#### [What you have to do]
Across the entries below, count the lines in which the word "million" occurs. Reply with the count alone.

Structured figure records:
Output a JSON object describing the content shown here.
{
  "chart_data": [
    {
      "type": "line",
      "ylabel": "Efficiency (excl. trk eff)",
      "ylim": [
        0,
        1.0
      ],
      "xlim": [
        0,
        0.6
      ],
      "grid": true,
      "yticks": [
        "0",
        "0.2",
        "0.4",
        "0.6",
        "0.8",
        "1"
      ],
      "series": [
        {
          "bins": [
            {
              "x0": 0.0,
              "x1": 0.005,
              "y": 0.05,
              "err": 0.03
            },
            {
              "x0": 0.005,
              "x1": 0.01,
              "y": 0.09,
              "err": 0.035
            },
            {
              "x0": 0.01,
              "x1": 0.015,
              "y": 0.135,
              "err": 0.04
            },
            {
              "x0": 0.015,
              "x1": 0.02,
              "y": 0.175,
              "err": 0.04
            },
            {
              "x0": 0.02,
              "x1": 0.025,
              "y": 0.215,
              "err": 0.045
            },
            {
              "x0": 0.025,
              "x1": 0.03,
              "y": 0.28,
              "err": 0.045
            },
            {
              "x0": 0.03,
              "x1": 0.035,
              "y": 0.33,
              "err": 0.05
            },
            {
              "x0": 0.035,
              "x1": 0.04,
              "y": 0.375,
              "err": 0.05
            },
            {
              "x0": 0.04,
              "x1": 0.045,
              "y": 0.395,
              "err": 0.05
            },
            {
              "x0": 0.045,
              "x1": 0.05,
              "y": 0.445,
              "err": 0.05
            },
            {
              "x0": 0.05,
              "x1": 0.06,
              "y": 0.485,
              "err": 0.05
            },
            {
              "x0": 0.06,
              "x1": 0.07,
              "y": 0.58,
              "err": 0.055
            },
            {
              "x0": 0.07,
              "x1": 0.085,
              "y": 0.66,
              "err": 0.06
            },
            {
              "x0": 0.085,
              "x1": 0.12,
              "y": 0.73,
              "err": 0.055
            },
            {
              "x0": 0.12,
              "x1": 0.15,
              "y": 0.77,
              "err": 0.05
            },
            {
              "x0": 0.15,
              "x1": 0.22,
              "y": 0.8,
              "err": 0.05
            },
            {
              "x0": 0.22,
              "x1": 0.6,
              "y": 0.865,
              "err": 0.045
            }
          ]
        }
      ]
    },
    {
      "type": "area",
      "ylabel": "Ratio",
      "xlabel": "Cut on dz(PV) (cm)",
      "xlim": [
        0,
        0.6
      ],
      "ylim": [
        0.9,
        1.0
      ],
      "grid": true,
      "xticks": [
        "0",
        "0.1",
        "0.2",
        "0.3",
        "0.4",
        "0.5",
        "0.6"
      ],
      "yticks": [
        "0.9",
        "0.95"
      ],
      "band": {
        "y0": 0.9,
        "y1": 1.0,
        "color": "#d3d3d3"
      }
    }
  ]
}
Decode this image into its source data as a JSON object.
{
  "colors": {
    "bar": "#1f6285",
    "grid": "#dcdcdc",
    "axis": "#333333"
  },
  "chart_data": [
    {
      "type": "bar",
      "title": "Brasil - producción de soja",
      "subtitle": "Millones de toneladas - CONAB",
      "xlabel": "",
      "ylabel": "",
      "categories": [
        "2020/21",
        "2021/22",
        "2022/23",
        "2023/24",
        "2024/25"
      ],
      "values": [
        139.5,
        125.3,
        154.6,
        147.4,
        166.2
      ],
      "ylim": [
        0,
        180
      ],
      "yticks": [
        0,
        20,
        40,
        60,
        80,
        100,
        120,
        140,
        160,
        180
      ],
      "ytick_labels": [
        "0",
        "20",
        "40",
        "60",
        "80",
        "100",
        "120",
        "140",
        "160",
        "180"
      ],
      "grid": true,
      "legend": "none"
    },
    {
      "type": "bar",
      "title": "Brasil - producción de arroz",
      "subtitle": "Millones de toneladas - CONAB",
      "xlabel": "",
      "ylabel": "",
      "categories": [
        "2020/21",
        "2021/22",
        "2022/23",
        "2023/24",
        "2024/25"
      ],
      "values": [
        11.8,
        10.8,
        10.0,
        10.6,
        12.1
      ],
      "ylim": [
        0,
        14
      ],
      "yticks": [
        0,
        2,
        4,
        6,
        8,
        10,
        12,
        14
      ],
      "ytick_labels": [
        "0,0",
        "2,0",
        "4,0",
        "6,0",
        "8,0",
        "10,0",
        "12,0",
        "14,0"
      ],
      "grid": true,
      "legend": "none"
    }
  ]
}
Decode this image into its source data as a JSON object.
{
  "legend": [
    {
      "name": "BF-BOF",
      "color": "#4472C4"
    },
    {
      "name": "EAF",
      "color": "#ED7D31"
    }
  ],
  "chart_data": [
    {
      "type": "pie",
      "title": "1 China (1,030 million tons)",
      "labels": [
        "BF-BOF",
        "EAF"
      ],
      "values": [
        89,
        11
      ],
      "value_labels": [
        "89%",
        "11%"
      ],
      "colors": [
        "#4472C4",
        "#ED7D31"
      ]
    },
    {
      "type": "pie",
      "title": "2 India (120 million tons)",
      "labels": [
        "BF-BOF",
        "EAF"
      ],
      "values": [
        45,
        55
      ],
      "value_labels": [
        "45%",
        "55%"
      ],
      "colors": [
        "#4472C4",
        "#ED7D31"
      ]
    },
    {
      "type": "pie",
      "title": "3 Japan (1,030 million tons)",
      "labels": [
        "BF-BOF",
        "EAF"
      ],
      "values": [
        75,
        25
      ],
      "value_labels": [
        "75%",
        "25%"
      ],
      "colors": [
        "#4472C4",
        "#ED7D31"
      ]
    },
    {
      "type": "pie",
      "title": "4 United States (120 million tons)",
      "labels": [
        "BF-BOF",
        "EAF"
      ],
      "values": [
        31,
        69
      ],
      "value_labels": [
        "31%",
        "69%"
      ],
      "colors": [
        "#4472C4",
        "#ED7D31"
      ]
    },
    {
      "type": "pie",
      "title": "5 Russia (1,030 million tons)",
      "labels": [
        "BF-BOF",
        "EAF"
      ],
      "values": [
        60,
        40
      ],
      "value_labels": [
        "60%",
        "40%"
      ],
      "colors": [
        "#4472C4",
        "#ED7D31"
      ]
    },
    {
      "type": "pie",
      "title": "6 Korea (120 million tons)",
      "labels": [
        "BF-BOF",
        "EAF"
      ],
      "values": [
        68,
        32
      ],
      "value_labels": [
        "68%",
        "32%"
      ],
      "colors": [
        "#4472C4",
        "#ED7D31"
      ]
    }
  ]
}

#### [Correct answer]
6